** BEGIN Record excerpts **
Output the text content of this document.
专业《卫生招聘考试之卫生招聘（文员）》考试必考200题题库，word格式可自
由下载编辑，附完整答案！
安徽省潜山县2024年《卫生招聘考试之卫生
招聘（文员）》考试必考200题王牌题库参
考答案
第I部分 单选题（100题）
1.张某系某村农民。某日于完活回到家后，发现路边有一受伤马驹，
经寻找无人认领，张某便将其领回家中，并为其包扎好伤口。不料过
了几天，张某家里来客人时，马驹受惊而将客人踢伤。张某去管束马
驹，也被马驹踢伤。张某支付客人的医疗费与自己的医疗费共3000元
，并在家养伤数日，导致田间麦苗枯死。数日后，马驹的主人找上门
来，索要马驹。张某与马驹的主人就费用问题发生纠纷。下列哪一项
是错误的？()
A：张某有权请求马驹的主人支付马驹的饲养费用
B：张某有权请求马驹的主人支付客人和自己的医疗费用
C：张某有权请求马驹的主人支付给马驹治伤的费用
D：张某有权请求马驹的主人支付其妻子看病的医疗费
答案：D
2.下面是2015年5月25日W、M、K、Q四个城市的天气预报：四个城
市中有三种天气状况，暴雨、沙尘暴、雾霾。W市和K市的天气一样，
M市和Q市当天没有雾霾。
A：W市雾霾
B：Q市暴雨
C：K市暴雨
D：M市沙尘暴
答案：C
** END Record excerpts **
# Aim of the exercise
Retype the data in full and match it exactly.

# Answer below
Output the text content of this document.
专业《卫生招聘考试之卫生招聘（文员）》考试必考200题题库，word格式可自
由下载编辑，附完整答案！
安徽省潜山县2024年《卫生招聘考试之卫生
招聘（文员）》考试必考200题王牌题库参
考答案
第I部分 单选题（100题）
1.张某系某村农民。某日于完活回到家后，发现路边有一受伤马驹，
经寻找无人认领，张某便将其领回家中，并为其包扎好伤口。不料过
了几天，张某家里来客人时，马驹受惊而将客人踢伤。张某去管束马
驹，也被马驹踢伤。张某支付客人的医疗费与自己的医疗费共3000元
，并在家养伤数日，导致田间麦苗枯死。数日后，马驹的主人找上门
来，索要马驹。张某与马驹的主人就费用问题发生纠纷。下列哪一项
是错误的？()
A：张某有权请求马驹的主人支付马驹的饲养费用
B：张某有权请求马驹的主人支付客人和自己的医疗费用
C：张某有权请求马驹的主人支付给马驹治伤的费用
D：张某有权请求马驹的主人支付其妻子看病的医疗费
答案：D
2.下面是2015年5月25日W、M、K、Q四个城市的天气预报：四个城
市中有三种天气状况，暴雨、沙尘暴、雾霾。W市和K市的天气一样，
M市和Q市当天没有雾霾。
A：W市雾霾
B：Q市暴雨
C：K市暴雨
D：M市沙尘暴
答案：C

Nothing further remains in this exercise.